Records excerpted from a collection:
[Start]

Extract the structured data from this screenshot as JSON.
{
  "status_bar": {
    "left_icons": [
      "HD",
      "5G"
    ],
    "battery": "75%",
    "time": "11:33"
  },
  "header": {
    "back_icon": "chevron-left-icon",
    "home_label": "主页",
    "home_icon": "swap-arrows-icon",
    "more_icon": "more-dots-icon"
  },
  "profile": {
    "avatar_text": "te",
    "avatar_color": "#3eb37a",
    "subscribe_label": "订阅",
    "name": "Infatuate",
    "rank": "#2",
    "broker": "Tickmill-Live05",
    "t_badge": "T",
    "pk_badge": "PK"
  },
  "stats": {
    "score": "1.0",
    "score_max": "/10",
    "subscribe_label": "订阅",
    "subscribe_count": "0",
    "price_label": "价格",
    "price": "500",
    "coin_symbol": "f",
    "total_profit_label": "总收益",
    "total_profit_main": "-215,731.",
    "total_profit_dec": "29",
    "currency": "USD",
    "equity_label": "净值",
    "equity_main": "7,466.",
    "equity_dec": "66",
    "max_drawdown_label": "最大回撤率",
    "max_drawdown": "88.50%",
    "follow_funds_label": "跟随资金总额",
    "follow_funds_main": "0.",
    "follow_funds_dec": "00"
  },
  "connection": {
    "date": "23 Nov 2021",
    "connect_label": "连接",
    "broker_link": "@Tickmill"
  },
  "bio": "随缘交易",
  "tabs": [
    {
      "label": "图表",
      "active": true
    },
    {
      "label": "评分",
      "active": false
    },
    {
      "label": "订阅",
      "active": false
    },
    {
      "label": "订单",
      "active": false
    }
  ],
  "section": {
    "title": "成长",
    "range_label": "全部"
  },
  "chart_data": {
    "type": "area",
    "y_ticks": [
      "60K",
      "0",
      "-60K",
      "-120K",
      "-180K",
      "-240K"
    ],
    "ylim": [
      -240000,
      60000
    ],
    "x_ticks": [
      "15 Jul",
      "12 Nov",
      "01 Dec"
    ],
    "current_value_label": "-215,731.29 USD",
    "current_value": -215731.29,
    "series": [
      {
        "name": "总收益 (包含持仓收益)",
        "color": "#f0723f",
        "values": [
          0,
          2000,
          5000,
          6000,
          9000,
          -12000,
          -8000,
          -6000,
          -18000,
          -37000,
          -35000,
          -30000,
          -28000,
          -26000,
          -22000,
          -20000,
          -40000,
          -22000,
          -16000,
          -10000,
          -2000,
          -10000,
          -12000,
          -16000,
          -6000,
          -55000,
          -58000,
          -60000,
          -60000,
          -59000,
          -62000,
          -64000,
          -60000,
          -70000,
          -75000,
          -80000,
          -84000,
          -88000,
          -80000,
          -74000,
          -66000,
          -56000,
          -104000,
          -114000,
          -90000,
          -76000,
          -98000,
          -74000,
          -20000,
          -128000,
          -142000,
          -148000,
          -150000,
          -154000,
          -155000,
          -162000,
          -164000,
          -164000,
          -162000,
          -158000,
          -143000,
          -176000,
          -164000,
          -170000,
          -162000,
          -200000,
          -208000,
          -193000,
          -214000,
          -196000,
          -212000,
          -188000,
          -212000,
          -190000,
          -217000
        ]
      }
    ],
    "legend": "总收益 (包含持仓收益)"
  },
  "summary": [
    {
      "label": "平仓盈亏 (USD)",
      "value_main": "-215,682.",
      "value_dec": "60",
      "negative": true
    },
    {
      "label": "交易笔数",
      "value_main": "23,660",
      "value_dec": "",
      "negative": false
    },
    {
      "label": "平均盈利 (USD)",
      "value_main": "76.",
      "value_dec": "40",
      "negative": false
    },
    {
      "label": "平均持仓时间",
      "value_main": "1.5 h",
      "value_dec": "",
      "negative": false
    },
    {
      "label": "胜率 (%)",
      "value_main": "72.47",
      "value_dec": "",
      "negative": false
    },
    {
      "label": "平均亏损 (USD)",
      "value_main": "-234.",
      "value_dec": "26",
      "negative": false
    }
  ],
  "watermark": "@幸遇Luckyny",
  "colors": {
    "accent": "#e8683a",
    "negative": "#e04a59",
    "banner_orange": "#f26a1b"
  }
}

[End]

_TASK DIRECTIONS_
Pull every line containing "Tickmill" from the material above.

_EXERCISE RESULT_
    "broker": "Tickmill-Live05",
    "broker_link": "@Tickmill"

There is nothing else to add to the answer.